Task directions
Pick out every line holding the string "Fontanier" and copy it.

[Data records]
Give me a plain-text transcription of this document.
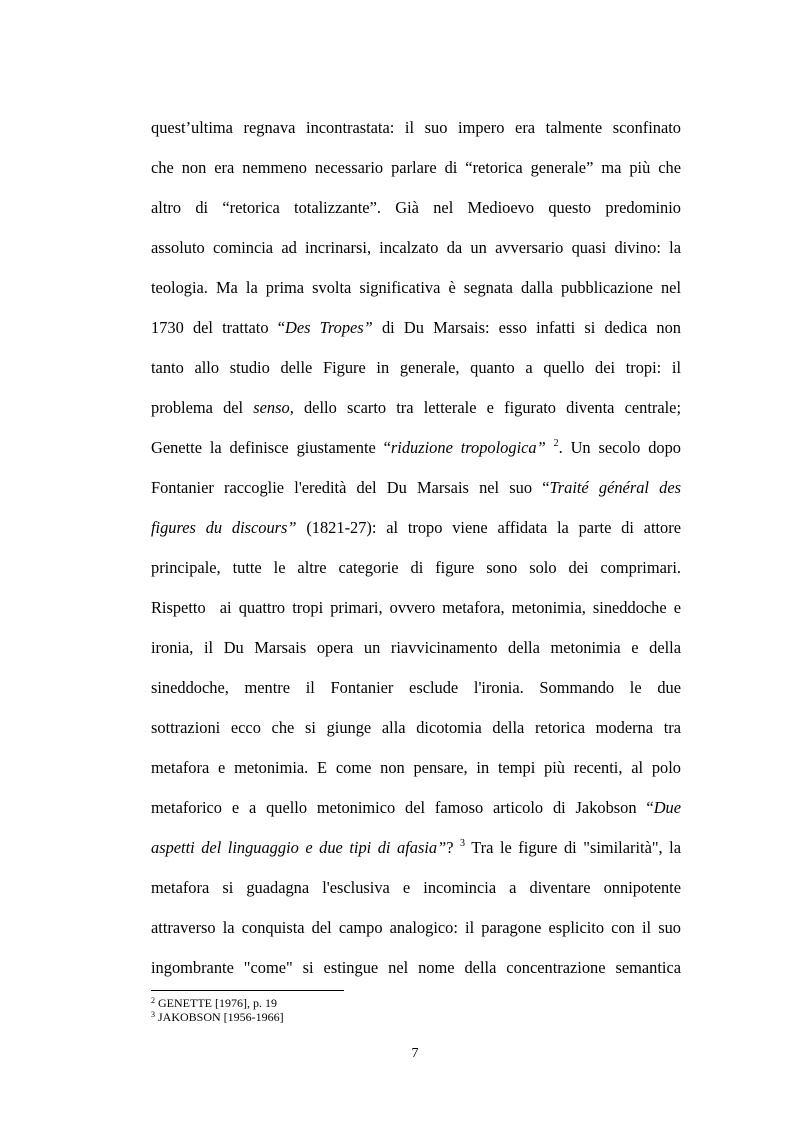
quest’ultima regnava incontrastata: il suo impero era talmente sconfinato
che non era nemmeno necessario parlare di “retorica generale” ma più che
altro di “retorica totalizzante”. Già nel Medioevo questo predominio
assoluto comincia ad incrinarsi, incalzato da un avversario quasi divino: la
teologia. Ma la prima svolta significativa è segnata dalla pubblicazione nel
1730 del trattato “Des Tropes” di Du Marsais: esso infatti si dedica non
tanto allo studio delle Figure in generale, quanto a quello dei tropi: il
problema del senso, dello scarto tra letterale e figurato diventa centrale;
Genette la definisce giustamente “riduzione tropologica” $^2$. Un secolo dopo
Fontanier raccoglie l'eredità del Du Marsais nel suo “Traité général des
figures du discours” (1821-27): al tropo viene affidata la parte di attore
principale, tutte le altre categorie di figure sono solo dei comprimari.
Rispetto  ai quattro tropi primari, ovvero metafora, metonimia, sineddoche e
ironia, il Du Marsais opera un riavvicinamento della metonimia e della
sineddoche, mentre il Fontanier esclude l'ironia. Sommando le due
sottrazioni ecco che si giunge alla dicotomia della retorica moderna tra
metafora e metonimia. E come non pensare, in tempi più recenti, al polo
metaforico e a quello metonimico del famoso articolo di Jakobson “Due
aspetti del linguaggio e due tipi di afasia”? $^3$ Tra le figure di "similarità", la
metafora si guadagna l'esclusiva e incomincia a diventare onnipotente
attraverso la conquista del campo analogico: il paragone esplicito con il suo
ingombrante "come" si estingue nel nome della concentrazione semantica
$^2$ GENETTE [1976], p. 19
$^3$ JAKOBSON [1956-1966]
7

Response to this task
Fontanier raccoglie l'eredità del Du Marsais nel suo “Traité général des
sineddoche, mentre il Fontanier esclude l'ironia. Sommando le due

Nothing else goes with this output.